◆ Stated exercise
Below are entries. Pull out all lines containing "Stations".

(Records)

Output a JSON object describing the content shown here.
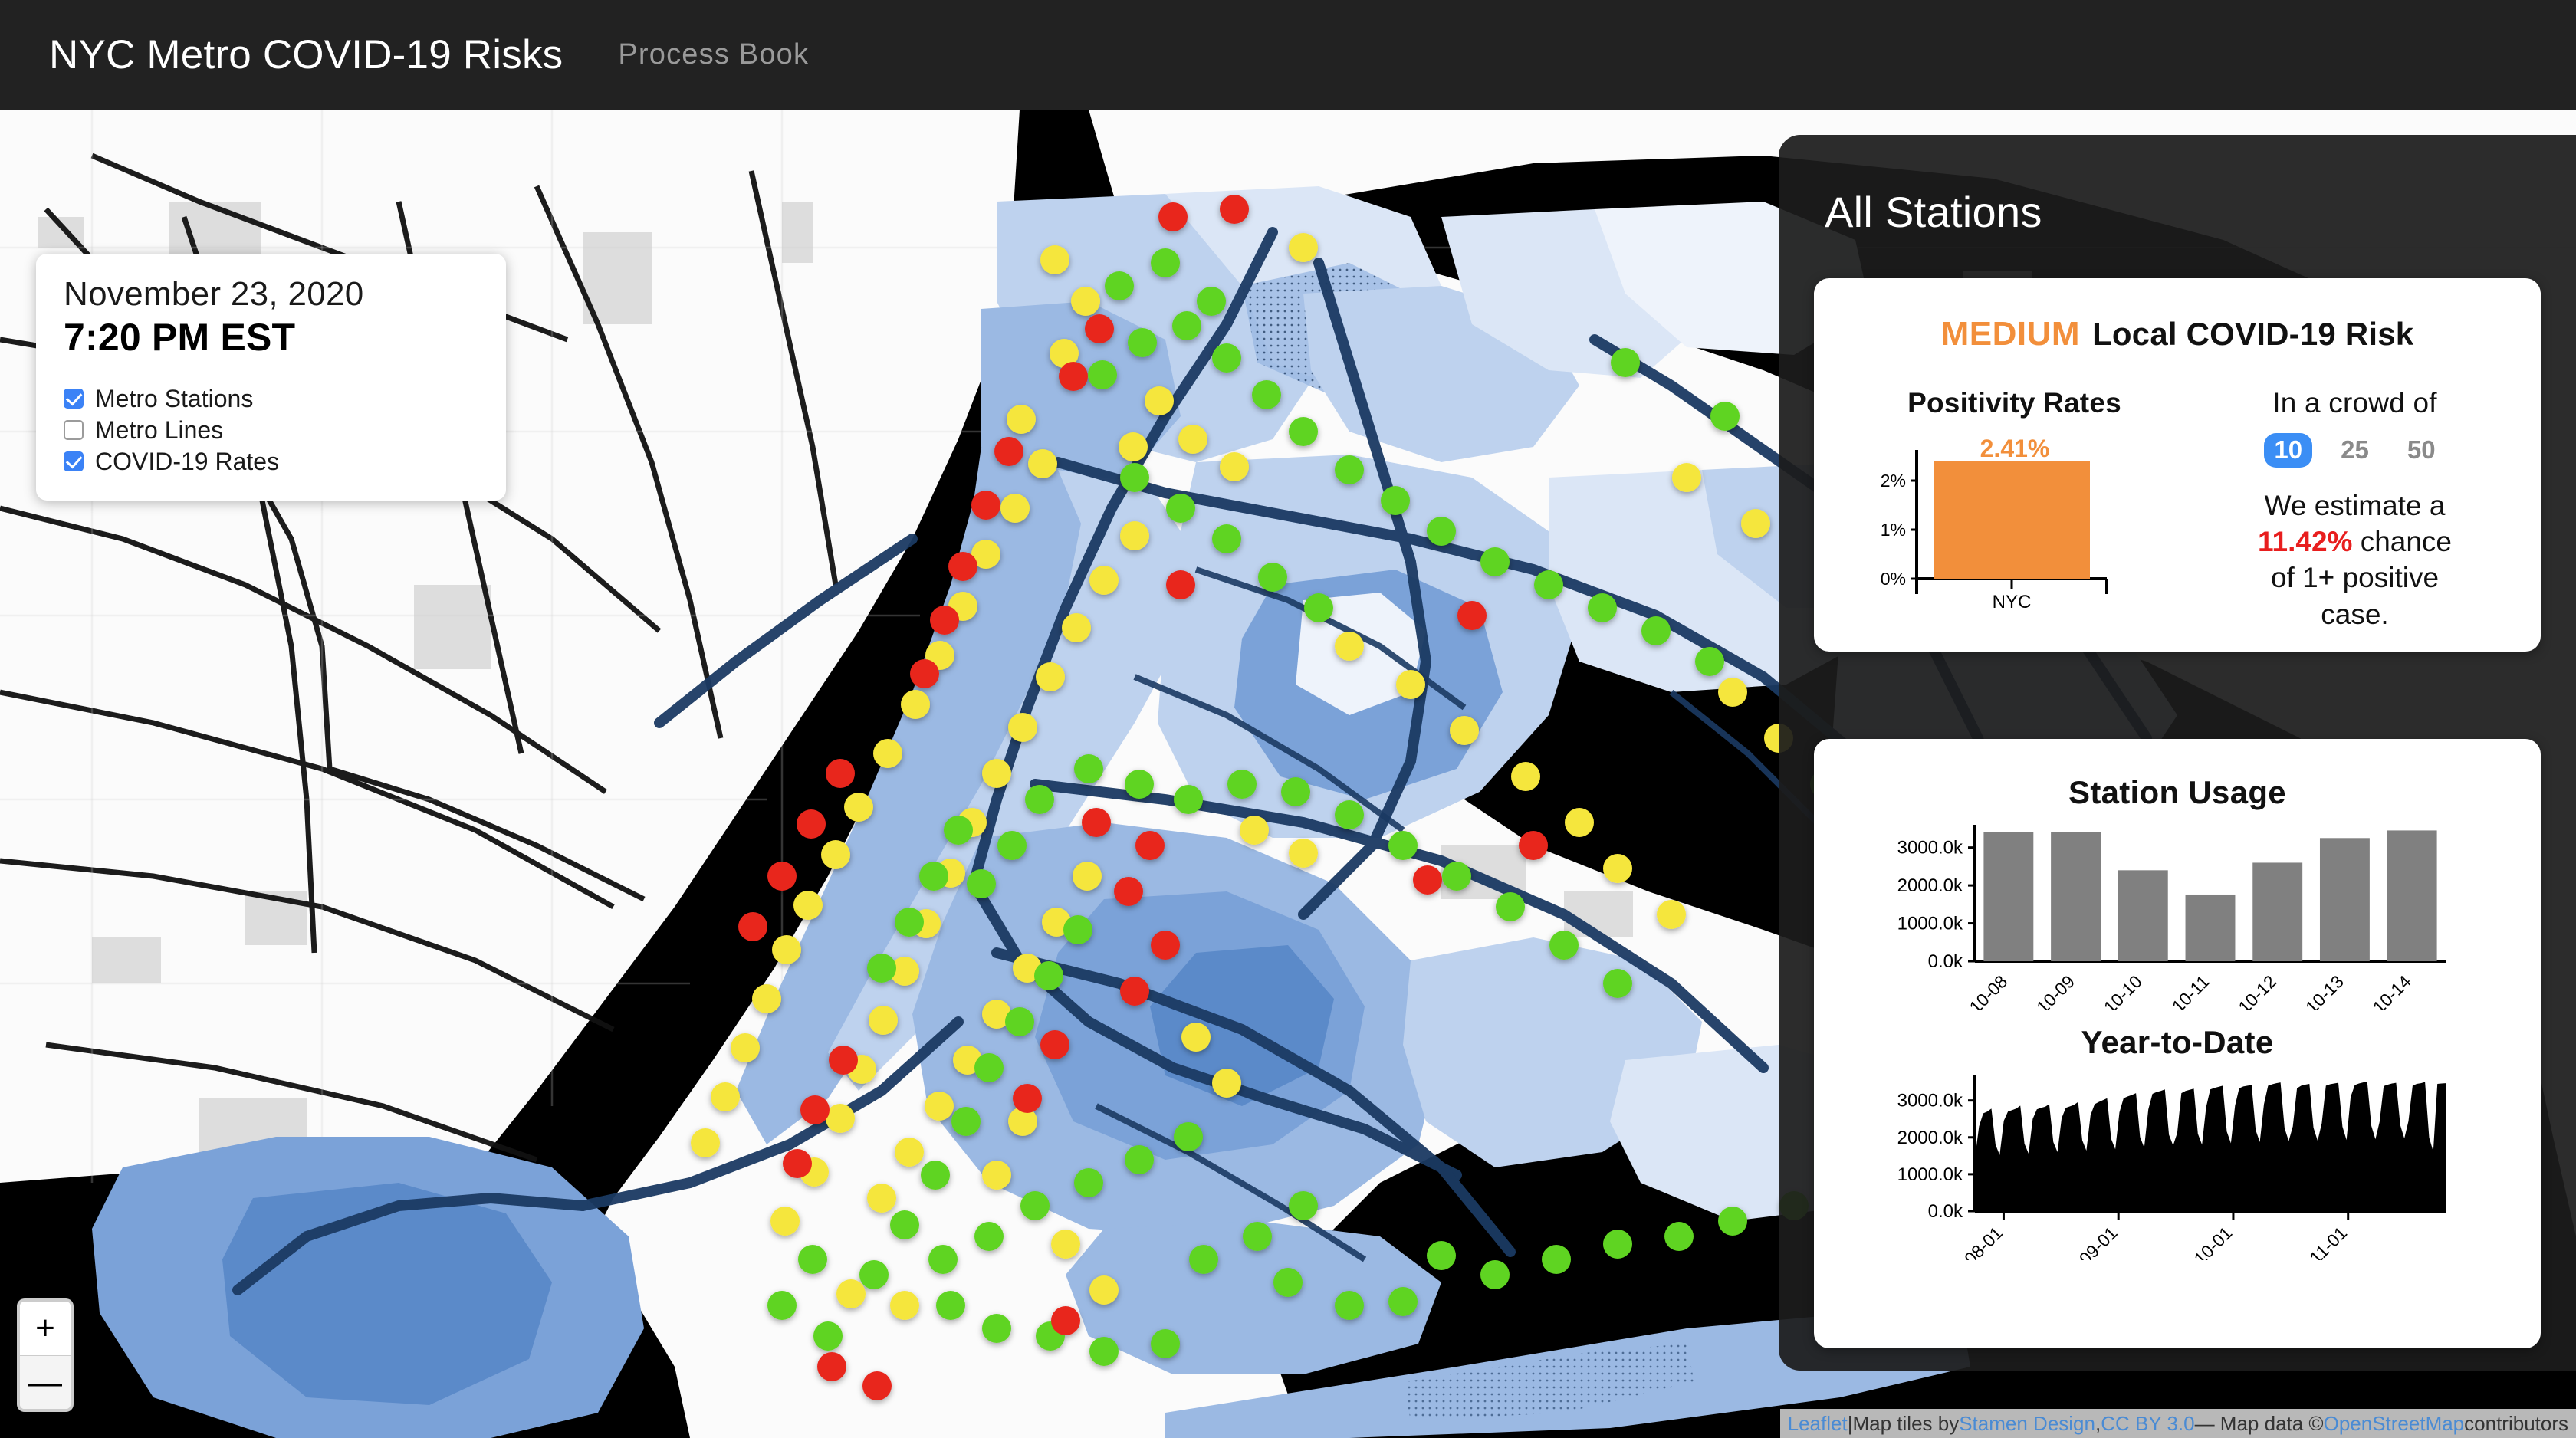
{
  "header": {
    "app_title": "NYC Metro COVID-19 Risks",
    "nav_link": "Process Book"
  },
  "legend": {
    "date": "November 23, 2020",
    "time": "7:20 PM EST",
    "layers": [
      {
        "label": "Metro Stations",
        "checked": true
      },
      {
        "label": "Metro Lines",
        "checked": false
      },
      {
        "label": "COVID-19 Rates",
        "checked": true
      }
    ]
  },
  "map": {
    "zoom_in_label": "+",
    "zoom_out_label": "—",
    "station_colors": {
      "low": "#5ed420",
      "medium": "#f5e63d",
      "high": "#e8251f"
    },
    "choropleth_colors": [
      "#eef3fb",
      "#dbe6f6",
      "#bed2ee",
      "#9bb9e3",
      "#7ba2d8",
      "#5b8ac9"
    ],
    "water_color": "#000000",
    "metro_line_color": "#1b3a63"
  },
  "attribution": {
    "leaflet": "Leaflet",
    "sep1": " | ",
    "tiles_by": "Map tiles by ",
    "stamen": "Stamen Design",
    "comma": ", ",
    "license": "CC BY 3.0",
    "dash": " — Map data © ",
    "osm": "OpenStreetMap",
    "contributors": " contributors"
  },
  "sidebar": {
    "title": "All Stations",
    "risk_card": {
      "risk_level": "MEDIUM",
      "risk_level_color": "#F28F3B",
      "risk_heading": "Local COVID-19 Risk",
      "positivity_heading": "Positivity Rates",
      "crowd_heading": "In a crowd of",
      "crowd_options": [
        {
          "label": "10",
          "active": true
        },
        {
          "label": "25",
          "active": false
        },
        {
          "label": "50",
          "active": false
        }
      ],
      "estimate_prefix": "We estimate a",
      "estimate_value": "11.42%",
      "estimate_value_color": "#E81E1E",
      "estimate_suffix_line1": "chance",
      "estimate_suffix_line2": "of 1+ positive",
      "estimate_suffix_line3": "case."
    }
  },
  "chart_data": [
    {
      "type": "bar",
      "id": "positivity-rates",
      "title": "Positivity Rates",
      "categories": [
        "NYC"
      ],
      "values": [
        2.41
      ],
      "value_labels": [
        "2.41%"
      ],
      "ytick_labels": [
        "0%",
        "1%",
        "2%"
      ],
      "yticks": [
        0,
        1,
        2
      ],
      "ylim": [
        0,
        2.6
      ],
      "xlabel": "",
      "ylabel": "",
      "bar_color": "#F28F3B",
      "grid": false,
      "legend": "none"
    },
    {
      "type": "bar",
      "id": "station-usage",
      "title": "Station Usage",
      "categories": [
        "10-08",
        "10-09",
        "10-10",
        "10-11",
        "10-12",
        "10-13",
        "10-14"
      ],
      "values": [
        3400,
        3410,
        2400,
        1760,
        2600,
        3250,
        3450
      ],
      "ytick_labels": [
        "0.0k",
        "1000.0k",
        "2000.0k",
        "3000.0k"
      ],
      "yticks": [
        0,
        1000,
        2000,
        3000
      ],
      "ylim": [
        0,
        3600
      ],
      "xlabel": "",
      "ylabel": "",
      "bar_color": "#808080",
      "grid": false,
      "legend": "none"
    },
    {
      "type": "area",
      "id": "year-to-date",
      "title": "Year-to-Date",
      "xtick_labels": [
        "08-01",
        "09-01",
        "10-01",
        "11-01"
      ],
      "ytick_labels": [
        "0.0k",
        "1000.0k",
        "2000.0k",
        "3000.0k"
      ],
      "yticks": [
        0,
        1000,
        2000,
        3000
      ],
      "ylim": [
        0,
        3700
      ],
      "xlabel": "",
      "ylabel": "",
      "area_color": "#000000",
      "grid": false,
      "legend": "none",
      "note": "Daily ridership, weekly sawtooth pattern rising from ~2700k weekday peaks in early Aug to ~3500k in mid Nov; weekend troughs ~1500k-2000k.",
      "values": [
        1450,
        2300,
        2650,
        2700,
        2780,
        1800,
        1520,
        2450,
        2700,
        2740,
        2780,
        2860,
        1830,
        1560,
        2500,
        2760,
        2800,
        2830,
        2900,
        1870,
        1600,
        2520,
        2800,
        2840,
        2880,
        2960,
        1920,
        1640,
        2600,
        2900,
        2960,
        3010,
        3060,
        1960,
        1680,
        2680,
        3060,
        3110,
        3150,
        3200,
        2010,
        1720,
        2760,
        3180,
        3230,
        3260,
        3300,
        2070,
        1780,
        2120,
        3200,
        3260,
        3290,
        3320,
        2100,
        1800,
        2820,
        3300,
        3340,
        3370,
        3400,
        2160,
        1840,
        2860,
        3330,
        3380,
        3400,
        3420,
        2200,
        1870,
        2900,
        3400,
        3440,
        3470,
        3490,
        2250,
        1900,
        2300,
        3330,
        3400,
        3430,
        3450,
        2260,
        1910,
        2380,
        3400,
        3440,
        3460,
        3480,
        2290,
        1930,
        3100,
        3420,
        3460,
        3490,
        3510,
        2310,
        1950,
        2420,
        3390,
        3430,
        3460,
        3480,
        2330,
        1970,
        2440,
        3400,
        3450,
        3470,
        3500,
        1990,
        1620,
        3450,
        3460,
        3470
      ]
    }
  ]
}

◆ Response to this exercise
        "label": "Metro Stations",
    "title": "All Stations",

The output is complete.